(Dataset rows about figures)
↓↓↓

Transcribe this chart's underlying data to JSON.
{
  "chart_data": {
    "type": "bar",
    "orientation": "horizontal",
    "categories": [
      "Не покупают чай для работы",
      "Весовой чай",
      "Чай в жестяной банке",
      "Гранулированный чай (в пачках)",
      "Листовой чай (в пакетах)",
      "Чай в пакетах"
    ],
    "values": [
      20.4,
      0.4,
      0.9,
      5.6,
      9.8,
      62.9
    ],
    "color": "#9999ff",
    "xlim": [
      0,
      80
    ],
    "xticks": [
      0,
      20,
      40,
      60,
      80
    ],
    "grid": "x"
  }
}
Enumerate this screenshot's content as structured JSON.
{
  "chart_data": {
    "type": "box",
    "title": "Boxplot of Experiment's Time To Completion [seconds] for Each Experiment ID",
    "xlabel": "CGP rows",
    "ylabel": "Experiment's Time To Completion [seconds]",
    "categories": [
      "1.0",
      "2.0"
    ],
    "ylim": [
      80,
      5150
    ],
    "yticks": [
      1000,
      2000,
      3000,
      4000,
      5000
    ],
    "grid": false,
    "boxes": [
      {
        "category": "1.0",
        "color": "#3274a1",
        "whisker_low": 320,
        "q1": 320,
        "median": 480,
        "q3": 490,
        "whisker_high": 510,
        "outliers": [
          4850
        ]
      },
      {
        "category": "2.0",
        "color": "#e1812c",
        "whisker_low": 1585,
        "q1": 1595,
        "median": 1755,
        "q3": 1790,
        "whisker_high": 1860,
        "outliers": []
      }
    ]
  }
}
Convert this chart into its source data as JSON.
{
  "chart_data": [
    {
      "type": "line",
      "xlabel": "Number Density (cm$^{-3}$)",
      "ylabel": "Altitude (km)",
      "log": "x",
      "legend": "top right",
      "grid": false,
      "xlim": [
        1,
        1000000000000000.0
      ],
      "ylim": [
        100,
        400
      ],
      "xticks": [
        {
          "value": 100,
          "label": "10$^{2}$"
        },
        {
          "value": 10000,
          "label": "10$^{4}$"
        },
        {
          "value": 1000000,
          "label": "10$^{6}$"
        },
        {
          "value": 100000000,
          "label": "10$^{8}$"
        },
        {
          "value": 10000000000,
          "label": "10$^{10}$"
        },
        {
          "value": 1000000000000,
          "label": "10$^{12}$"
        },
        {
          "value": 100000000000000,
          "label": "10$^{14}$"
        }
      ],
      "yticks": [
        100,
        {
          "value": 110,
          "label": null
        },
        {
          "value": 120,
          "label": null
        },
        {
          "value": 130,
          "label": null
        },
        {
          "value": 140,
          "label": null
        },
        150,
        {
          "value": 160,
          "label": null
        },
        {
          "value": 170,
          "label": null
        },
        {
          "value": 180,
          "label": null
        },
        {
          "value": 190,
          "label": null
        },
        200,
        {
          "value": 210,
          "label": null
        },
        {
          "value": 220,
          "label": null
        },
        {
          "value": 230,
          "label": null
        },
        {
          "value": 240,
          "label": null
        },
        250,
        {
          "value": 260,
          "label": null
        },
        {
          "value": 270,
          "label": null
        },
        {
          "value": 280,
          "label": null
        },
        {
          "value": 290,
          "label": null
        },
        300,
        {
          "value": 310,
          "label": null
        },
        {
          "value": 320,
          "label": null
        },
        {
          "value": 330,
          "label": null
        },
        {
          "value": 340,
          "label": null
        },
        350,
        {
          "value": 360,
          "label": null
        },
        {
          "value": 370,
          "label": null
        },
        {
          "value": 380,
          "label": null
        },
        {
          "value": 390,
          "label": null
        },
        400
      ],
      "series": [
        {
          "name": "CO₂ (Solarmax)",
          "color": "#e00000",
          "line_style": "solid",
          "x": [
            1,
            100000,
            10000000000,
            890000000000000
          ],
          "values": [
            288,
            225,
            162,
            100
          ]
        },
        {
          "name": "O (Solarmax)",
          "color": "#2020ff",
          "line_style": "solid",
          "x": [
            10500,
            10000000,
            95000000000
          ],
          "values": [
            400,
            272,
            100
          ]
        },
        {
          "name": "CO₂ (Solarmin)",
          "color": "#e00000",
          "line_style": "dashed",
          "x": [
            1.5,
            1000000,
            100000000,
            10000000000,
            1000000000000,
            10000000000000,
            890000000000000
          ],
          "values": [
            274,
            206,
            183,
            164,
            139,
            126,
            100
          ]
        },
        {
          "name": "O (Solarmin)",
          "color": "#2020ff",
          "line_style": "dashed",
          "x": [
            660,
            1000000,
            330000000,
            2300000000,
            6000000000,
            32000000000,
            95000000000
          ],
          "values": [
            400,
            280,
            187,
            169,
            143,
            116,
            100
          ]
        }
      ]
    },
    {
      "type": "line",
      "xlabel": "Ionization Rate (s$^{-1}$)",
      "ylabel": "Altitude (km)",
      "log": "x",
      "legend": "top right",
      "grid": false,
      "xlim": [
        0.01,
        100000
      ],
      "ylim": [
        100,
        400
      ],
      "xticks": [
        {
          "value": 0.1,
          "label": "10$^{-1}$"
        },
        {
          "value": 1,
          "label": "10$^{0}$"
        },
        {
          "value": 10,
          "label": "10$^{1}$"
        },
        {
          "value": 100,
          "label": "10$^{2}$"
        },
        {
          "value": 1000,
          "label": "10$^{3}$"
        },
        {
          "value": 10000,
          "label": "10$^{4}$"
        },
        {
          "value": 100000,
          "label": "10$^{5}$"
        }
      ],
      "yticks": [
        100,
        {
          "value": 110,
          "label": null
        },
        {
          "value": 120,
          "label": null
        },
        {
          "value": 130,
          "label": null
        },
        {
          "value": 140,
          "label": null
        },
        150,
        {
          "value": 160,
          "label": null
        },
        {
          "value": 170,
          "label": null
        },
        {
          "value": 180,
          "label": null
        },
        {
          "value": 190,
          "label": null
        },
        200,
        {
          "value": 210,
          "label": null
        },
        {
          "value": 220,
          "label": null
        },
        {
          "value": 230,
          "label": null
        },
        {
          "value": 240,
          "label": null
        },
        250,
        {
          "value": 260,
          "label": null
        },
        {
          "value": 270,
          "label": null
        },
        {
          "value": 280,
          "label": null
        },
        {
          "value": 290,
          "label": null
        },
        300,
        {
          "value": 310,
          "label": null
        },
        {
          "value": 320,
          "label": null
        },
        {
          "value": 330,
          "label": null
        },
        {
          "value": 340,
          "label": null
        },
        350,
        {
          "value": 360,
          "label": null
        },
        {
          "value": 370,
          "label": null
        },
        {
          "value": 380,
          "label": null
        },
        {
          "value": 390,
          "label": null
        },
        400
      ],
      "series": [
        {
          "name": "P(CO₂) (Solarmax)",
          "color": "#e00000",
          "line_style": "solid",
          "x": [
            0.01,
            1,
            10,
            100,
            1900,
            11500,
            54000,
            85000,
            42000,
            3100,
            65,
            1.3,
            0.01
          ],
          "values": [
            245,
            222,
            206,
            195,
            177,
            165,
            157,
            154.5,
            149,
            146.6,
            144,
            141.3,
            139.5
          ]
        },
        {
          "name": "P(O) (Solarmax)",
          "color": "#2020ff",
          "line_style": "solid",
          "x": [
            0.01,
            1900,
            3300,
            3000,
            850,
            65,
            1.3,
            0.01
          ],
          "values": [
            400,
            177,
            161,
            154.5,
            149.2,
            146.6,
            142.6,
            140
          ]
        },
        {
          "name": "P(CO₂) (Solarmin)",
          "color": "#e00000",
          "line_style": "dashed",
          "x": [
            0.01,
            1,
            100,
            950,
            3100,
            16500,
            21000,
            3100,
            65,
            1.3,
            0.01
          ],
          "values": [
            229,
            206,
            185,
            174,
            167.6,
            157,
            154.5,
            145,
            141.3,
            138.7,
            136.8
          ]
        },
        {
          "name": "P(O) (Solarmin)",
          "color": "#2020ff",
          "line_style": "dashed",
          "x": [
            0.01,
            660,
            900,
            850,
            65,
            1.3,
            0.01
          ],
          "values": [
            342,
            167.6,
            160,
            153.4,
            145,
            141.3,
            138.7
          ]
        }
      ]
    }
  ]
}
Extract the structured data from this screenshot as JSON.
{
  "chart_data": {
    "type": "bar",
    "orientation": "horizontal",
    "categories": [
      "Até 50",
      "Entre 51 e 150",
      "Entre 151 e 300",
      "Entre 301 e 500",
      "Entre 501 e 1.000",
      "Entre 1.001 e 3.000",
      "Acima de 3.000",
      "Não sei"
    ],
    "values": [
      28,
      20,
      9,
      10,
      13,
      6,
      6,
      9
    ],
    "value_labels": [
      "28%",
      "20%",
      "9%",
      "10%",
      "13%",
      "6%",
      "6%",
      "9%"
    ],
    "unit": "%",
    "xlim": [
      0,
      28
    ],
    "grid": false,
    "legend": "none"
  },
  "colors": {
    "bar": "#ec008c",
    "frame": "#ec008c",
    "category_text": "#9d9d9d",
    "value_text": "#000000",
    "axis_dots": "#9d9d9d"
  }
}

↑↑↑

- Aim
Search the data for "seconds" and list every line in which it occurs.

- The solution
    "title": "Boxplot of Experiment's Time To Completion [seconds] for Each Experiment ID",
    "ylabel": "Experiment's Time To Completion [seconds]",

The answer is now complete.